■ **Work instructions**
Send back all the data below, exactly as given.

====== Items ======

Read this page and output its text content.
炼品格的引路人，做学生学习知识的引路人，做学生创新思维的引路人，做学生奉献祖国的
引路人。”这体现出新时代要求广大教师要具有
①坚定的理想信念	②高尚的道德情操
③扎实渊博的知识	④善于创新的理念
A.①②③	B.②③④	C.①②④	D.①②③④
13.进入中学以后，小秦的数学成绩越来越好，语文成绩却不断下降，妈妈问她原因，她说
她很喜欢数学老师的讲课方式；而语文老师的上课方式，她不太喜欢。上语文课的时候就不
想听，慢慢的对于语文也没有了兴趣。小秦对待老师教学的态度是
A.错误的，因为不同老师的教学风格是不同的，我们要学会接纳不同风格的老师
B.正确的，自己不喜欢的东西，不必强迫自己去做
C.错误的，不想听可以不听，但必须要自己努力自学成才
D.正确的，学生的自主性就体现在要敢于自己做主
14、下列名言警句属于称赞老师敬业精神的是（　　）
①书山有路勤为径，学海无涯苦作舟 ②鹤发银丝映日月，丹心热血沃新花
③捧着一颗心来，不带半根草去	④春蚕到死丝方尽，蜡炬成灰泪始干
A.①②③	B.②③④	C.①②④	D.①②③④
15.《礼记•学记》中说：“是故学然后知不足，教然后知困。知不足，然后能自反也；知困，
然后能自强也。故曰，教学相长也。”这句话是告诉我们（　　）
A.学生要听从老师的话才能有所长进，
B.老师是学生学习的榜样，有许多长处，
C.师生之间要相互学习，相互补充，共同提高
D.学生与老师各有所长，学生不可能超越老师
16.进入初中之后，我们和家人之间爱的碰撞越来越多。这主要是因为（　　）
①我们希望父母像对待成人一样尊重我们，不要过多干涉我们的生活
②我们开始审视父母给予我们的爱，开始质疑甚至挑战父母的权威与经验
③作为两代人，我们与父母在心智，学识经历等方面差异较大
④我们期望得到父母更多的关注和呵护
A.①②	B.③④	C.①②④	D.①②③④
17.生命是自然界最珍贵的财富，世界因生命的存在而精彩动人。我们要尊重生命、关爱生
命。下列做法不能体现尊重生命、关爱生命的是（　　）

======

■ **Answer**
Read this page and output its text content.
炼品格的引路人，做学生学习知识的引路人，做学生创新思维的引路人，做学生奉献祖国的
引路人。”这体现出新时代要求广大教师要具有
①坚定的理想信念	②高尚的道德情操
③扎实渊博的知识	④善于创新的理念
A.①②③	B.②③④	C.①②④	D.①②③④
13.进入中学以后，小秦的数学成绩越来越好，语文成绩却不断下降，妈妈问她原因，她说
她很喜欢数学老师的讲课方式；而语文老师的上课方式，她不太喜欢。上语文课的时候就不
想听，慢慢的对于语文也没有了兴趣。小秦对待老师教学的态度是
A.错误的，因为不同老师的教学风格是不同的，我们要学会接纳不同风格的老师
B.正确的，自己不喜欢的东西，不必强迫自己去做
C.错误的，不想听可以不听，但必须要自己努力自学成才
D.正确的，学生的自主性就体现在要敢于自己做主
14、下列名言警句属于称赞老师敬业精神的是（　　）
①书山有路勤为径，学海无涯苦作舟 ②鹤发银丝映日月，丹心热血沃新花
③捧着一颗心来，不带半根草去	④春蚕到死丝方尽，蜡炬成灰泪始干
A.①②③	B.②③④	C.①②④	D.①②③④
15.《礼记•学记》中说：“是故学然后知不足，教然后知困。知不足，然后能自反也；知困，
然后能自强也。故曰，教学相长也。”这句话是告诉我们（　　）
A.学生要听从老师的话才能有所长进，
B.老师是学生学习的榜样，有许多长处，
C.师生之间要相互学习，相互补充，共同提高
D.学生与老师各有所长，学生不可能超越老师
16.进入初中之后，我们和家人之间爱的碰撞越来越多。这主要是因为（　　）
①我们希望父母像对待成人一样尊重我们，不要过多干涉我们的生活
②我们开始审视父母给予我们的爱，开始质疑甚至挑战父母的权威与经验
③作为两代人，我们与父母在心智，学识经历等方面差异较大
④我们期望得到父母更多的关注和呵护
A.①②	B.③④	C.①②④	D.①②③④
17.生命是自然界最珍贵的财富，世界因生命的存在而精彩动人。我们要尊重生命、关爱生
命。下列做法不能体现尊重生命、关爱生命的是（　　）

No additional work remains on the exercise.